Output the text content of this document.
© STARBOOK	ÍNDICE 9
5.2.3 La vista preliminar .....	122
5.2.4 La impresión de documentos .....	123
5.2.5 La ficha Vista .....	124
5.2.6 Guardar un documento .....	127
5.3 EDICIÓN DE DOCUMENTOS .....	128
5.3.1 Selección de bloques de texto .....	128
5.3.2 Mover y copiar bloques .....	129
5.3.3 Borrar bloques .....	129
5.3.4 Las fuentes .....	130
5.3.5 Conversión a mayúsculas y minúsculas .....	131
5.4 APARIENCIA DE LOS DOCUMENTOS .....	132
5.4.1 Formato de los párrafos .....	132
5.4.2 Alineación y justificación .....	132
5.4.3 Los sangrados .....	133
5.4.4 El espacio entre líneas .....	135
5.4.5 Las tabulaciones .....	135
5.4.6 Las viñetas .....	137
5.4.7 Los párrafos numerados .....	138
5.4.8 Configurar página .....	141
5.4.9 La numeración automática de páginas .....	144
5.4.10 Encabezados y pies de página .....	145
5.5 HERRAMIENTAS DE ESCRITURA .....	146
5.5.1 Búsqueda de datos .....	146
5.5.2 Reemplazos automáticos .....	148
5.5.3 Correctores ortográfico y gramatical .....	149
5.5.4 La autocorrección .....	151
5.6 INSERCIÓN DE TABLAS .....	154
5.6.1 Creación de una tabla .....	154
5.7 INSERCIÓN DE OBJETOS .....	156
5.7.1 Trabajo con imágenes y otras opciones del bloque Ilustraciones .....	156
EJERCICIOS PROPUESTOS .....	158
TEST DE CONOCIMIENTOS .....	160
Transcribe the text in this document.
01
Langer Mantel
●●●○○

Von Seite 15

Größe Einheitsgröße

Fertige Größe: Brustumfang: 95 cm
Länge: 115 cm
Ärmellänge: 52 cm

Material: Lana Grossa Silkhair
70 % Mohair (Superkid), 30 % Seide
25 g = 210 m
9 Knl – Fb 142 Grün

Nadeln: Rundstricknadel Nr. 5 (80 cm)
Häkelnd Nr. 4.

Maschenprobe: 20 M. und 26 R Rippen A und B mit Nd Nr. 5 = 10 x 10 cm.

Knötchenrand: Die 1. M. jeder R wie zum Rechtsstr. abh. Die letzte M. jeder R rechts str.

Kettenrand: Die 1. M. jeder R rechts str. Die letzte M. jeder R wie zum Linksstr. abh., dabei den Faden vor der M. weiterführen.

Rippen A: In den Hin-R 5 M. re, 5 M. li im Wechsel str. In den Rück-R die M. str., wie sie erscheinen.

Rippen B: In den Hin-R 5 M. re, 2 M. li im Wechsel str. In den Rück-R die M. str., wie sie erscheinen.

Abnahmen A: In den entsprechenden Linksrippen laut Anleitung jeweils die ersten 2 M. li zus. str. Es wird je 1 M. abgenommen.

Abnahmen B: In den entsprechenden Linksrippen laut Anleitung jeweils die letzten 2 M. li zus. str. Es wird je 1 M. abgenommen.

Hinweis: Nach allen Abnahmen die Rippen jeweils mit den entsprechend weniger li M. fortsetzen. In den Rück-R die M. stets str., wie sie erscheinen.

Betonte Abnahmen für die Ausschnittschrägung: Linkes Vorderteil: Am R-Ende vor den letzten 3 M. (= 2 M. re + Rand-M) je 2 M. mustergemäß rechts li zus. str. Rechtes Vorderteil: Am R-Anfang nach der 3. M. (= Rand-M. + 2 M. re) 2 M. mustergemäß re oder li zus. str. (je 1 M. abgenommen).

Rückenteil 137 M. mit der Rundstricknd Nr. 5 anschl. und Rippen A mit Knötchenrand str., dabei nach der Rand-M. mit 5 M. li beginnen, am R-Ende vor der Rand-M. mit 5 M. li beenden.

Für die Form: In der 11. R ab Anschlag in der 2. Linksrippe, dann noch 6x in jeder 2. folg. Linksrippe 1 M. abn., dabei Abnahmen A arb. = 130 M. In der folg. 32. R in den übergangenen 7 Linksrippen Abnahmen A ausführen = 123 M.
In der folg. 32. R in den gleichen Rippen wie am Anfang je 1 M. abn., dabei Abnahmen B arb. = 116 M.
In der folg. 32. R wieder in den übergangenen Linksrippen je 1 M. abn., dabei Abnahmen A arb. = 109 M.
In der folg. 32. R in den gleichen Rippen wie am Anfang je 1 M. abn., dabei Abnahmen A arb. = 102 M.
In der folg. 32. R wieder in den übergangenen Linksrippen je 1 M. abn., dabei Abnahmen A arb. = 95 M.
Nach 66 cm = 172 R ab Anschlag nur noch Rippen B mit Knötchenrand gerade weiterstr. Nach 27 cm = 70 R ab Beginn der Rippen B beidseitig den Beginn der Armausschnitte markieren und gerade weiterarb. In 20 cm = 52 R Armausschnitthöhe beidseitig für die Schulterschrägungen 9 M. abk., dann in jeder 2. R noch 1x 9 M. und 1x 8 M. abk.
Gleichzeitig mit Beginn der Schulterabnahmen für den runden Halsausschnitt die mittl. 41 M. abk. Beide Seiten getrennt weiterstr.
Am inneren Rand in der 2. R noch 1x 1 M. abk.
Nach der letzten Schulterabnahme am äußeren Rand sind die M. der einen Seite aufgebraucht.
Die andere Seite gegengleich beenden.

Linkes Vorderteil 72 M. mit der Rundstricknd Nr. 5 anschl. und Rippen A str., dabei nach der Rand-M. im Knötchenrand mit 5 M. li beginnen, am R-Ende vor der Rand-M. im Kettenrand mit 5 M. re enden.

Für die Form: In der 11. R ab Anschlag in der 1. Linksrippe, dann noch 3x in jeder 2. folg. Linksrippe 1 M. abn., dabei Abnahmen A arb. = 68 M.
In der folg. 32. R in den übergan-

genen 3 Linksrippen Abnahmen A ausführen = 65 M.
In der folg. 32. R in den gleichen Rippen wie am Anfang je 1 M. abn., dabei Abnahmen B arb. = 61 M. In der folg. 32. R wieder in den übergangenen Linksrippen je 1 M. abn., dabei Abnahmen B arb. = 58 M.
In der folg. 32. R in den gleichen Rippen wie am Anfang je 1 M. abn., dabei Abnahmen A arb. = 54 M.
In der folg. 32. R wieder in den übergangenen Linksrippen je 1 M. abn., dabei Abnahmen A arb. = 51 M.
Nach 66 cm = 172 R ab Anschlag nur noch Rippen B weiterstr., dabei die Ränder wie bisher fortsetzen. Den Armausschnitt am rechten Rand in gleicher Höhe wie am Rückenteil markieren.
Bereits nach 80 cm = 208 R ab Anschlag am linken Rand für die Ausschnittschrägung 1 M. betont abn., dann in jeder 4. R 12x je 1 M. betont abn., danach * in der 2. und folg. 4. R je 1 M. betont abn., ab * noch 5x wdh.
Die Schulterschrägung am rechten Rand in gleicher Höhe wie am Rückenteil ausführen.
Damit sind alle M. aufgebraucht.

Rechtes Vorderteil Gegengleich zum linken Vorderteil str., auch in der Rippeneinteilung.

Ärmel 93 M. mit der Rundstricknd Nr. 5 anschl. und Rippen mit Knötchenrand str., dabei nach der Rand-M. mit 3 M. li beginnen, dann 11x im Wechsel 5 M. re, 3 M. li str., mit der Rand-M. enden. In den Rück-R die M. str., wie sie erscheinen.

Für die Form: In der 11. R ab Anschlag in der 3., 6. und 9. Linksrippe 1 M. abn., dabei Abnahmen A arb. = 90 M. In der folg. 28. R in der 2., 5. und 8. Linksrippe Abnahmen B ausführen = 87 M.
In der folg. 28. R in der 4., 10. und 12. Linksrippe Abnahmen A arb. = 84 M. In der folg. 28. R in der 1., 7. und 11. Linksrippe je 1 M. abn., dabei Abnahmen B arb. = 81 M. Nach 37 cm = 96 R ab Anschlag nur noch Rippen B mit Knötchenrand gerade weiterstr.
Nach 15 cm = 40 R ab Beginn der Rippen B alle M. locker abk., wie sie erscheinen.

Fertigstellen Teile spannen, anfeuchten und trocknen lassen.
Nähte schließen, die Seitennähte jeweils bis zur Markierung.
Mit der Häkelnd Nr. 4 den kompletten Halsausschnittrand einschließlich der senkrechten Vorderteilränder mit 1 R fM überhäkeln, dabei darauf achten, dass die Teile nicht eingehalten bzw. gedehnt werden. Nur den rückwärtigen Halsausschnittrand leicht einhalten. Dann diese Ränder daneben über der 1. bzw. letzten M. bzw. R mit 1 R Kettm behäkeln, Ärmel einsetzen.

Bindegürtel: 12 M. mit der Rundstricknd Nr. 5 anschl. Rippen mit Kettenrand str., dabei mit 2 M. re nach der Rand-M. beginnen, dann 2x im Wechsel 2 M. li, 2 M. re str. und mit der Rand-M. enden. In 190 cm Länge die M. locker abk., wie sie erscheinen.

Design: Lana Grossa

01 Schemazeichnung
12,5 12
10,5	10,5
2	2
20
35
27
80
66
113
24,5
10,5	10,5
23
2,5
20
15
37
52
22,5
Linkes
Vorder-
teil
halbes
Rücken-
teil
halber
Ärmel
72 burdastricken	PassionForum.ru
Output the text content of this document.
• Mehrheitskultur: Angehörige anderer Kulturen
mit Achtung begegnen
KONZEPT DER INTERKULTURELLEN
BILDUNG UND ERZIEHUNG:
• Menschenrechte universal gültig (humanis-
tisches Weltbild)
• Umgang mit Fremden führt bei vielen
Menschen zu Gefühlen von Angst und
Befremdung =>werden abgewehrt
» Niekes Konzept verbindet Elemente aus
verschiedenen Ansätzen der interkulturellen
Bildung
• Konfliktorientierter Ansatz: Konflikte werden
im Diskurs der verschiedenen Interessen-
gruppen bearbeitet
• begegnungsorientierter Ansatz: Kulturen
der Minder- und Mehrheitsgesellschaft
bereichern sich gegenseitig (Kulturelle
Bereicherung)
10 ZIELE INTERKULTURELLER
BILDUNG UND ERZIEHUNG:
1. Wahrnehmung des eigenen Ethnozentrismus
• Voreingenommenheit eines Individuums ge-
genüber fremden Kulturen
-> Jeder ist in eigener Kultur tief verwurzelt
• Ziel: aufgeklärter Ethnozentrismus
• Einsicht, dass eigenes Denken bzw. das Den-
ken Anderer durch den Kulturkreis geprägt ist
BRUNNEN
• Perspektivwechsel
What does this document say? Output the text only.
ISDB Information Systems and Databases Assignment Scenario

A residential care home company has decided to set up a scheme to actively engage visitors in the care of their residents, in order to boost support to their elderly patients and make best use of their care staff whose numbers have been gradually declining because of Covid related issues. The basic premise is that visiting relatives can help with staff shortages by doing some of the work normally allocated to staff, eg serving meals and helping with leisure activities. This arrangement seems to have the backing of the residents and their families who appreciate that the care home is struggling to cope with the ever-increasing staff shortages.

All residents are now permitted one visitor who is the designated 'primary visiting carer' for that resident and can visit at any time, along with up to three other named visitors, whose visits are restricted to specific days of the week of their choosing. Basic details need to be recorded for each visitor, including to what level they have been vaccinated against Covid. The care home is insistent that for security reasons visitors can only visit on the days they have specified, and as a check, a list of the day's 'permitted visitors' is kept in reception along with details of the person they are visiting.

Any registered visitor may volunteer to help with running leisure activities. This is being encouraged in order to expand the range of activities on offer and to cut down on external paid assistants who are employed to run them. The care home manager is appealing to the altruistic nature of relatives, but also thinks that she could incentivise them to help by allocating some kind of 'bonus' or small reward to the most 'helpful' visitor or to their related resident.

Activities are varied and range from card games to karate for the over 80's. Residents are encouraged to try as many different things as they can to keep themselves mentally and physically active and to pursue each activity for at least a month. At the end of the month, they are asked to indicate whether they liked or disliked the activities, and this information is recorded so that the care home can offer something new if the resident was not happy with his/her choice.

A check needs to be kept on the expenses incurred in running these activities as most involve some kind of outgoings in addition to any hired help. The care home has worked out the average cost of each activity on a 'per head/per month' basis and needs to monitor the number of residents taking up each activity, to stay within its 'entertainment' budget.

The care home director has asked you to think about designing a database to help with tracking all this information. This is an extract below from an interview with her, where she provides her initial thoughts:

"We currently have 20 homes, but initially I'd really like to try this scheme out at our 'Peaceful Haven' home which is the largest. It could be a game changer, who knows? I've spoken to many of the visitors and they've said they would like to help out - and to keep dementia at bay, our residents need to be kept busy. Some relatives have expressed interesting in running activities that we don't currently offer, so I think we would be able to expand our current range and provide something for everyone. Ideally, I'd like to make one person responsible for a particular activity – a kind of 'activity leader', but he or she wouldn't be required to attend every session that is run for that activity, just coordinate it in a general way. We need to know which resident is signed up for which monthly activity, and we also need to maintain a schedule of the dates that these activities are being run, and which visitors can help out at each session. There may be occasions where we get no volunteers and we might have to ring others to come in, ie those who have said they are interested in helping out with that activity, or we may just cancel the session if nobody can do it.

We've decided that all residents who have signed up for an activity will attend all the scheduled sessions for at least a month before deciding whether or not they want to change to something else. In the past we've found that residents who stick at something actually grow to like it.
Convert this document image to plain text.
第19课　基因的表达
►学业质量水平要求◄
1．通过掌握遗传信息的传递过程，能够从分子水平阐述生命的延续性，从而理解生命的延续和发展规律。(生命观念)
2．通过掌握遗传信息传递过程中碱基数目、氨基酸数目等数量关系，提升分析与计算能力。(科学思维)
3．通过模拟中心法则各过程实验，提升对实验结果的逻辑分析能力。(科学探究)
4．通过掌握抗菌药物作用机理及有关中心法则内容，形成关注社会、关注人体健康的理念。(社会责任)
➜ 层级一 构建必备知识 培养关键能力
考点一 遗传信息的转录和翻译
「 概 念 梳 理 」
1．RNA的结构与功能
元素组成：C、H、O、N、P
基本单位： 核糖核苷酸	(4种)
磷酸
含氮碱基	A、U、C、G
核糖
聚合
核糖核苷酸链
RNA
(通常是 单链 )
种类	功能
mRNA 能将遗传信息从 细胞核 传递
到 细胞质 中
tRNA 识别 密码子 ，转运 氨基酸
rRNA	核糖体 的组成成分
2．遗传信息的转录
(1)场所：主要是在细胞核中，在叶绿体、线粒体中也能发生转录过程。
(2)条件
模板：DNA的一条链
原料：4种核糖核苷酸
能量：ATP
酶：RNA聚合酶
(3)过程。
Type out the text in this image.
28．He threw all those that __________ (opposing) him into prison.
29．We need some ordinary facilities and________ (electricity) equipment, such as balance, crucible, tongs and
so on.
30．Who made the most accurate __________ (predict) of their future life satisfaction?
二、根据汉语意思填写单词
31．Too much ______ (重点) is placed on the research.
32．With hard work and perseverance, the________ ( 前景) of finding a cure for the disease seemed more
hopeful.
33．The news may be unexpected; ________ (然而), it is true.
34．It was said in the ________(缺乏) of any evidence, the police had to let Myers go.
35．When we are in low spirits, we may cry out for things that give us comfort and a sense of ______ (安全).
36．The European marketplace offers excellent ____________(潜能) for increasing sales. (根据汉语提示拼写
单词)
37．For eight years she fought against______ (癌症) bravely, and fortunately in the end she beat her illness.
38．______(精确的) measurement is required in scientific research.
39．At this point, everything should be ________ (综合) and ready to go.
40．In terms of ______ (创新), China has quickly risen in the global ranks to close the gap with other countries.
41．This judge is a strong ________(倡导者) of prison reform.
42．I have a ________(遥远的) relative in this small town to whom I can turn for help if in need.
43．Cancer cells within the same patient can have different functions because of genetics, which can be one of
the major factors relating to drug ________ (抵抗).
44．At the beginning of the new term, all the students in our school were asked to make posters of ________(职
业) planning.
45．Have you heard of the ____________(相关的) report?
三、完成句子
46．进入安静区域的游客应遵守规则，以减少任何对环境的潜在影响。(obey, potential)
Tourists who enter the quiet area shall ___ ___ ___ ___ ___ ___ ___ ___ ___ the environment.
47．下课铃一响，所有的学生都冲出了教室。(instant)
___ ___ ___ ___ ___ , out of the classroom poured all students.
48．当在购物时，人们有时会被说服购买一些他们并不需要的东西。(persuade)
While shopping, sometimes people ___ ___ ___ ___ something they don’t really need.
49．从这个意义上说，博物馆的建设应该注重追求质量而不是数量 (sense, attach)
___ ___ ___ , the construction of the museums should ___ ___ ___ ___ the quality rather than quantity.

### ABOUT THIS TASK
Whenever a line of the material holds the word "Knötchenrand", copy it out.

### FINISHED TASK
Knötchenrand: Die 1. M. jeder R wie zum Rechtsstr. abh. Die letzte M. jeder R rechts str.
Rückenteil 137 M. mit der Rundstricknd Nr. 5 anschl. und Rippen A mit Knötchenrand str., dabei nach der Rand-M. mit 5 M. li beginnen, am R-Ende vor der Rand-M. mit 5 M. li beenden.
Nach 66 cm = 172 R ab Anschlag nur noch Rippen B mit Knötchenrand gerade weiterstr. Nach 27 cm = 70 R ab Beginn der Rippen B beidseitig den Beginn der Armausschnitte markieren und gerade weiterarb. In 20 cm = 52 R Armausschnitthöhe beidseitig für die Schulterschrägungen 9 M. abk., dann in jeder 2. R noch 1x 9 M. und 1x 8 M. abk.
Linkes Vorderteil 72 M. mit der Rundstricknd Nr. 5 anschl. und Rippen A str., dabei nach der Rand-M. im Knötchenrand mit 5 M. li beginnen, am R-Ende vor der Rand-M. im Kettenrand mit 5 M. re enden.
Ärmel 93 M. mit der Rundstricknd Nr. 5 anschl. und Rippen mit Knötchenrand str., dabei nach der Rand-M. mit 3 M. li beginnen, dann 11x im Wechsel 5 M. re, 3 M. li str., mit der Rand-M. enden. In den Rück-R die M. str., wie sie erscheinen.
In der folg. 28. R in der 4., 10. und 12. Linksrippe Abnahmen A arb. = 84 M. In der folg. 28. R in der 1., 7. und 11. Linksrippe je 1 M. abn., dabei Abnahmen B arb. = 81 M. Nach 37 cm = 96 R ab Anschlag nur noch Rippen B mit Knötchenrand gerade weiterstr.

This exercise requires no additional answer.